----- SUPPLIED MATERIAL -----

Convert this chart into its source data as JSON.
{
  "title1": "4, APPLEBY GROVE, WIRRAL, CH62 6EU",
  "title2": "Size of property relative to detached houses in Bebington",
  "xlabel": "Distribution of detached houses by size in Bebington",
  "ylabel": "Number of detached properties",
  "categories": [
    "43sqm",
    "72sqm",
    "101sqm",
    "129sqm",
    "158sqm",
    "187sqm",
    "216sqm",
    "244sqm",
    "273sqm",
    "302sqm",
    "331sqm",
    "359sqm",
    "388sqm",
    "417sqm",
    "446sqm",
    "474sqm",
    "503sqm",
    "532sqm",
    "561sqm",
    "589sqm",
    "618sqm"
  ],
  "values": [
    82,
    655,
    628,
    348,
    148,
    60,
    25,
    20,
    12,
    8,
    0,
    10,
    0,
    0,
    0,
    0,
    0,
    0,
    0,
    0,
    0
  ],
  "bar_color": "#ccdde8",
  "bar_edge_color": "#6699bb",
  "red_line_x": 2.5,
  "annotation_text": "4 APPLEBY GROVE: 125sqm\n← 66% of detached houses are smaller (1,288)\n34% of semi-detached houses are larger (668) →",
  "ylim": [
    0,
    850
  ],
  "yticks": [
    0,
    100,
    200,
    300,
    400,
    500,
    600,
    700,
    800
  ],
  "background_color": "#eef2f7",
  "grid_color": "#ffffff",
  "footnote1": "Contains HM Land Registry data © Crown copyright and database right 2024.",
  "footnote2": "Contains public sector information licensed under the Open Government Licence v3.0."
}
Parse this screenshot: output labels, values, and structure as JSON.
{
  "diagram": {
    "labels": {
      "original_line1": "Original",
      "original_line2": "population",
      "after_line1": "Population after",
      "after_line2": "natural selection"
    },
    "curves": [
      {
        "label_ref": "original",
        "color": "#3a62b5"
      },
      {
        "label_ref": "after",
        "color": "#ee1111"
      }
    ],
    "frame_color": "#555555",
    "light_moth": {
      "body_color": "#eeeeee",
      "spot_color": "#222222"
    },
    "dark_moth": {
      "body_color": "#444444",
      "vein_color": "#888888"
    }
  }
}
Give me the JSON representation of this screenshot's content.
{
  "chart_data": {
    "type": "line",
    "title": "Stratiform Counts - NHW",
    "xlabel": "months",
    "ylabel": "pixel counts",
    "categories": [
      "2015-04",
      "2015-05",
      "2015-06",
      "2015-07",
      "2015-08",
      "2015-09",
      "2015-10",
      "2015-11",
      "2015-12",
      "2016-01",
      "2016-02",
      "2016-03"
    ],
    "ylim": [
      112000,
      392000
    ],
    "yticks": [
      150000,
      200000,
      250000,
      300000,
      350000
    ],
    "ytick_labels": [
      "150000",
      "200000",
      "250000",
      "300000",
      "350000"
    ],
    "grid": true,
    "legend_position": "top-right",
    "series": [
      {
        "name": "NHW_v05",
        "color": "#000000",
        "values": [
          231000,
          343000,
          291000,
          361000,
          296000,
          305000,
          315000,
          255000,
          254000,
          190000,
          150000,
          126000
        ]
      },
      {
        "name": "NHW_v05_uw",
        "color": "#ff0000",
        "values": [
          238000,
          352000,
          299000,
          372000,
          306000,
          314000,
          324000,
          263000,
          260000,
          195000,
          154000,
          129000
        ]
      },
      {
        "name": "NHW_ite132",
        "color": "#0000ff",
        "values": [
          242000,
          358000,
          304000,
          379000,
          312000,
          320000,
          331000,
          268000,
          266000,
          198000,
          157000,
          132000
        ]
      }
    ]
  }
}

-----

### BRIEF:
Take every line from the records above that has the word "Contains" and copy it.

### SOLUTION FOR THIS EXERCISE:
  "footnote1": "Contains HM Land Registry data © Crown copyright and database right 2024.",
  "footnote2": "Contains public sector information licensed under the Open Government Licence v3.0."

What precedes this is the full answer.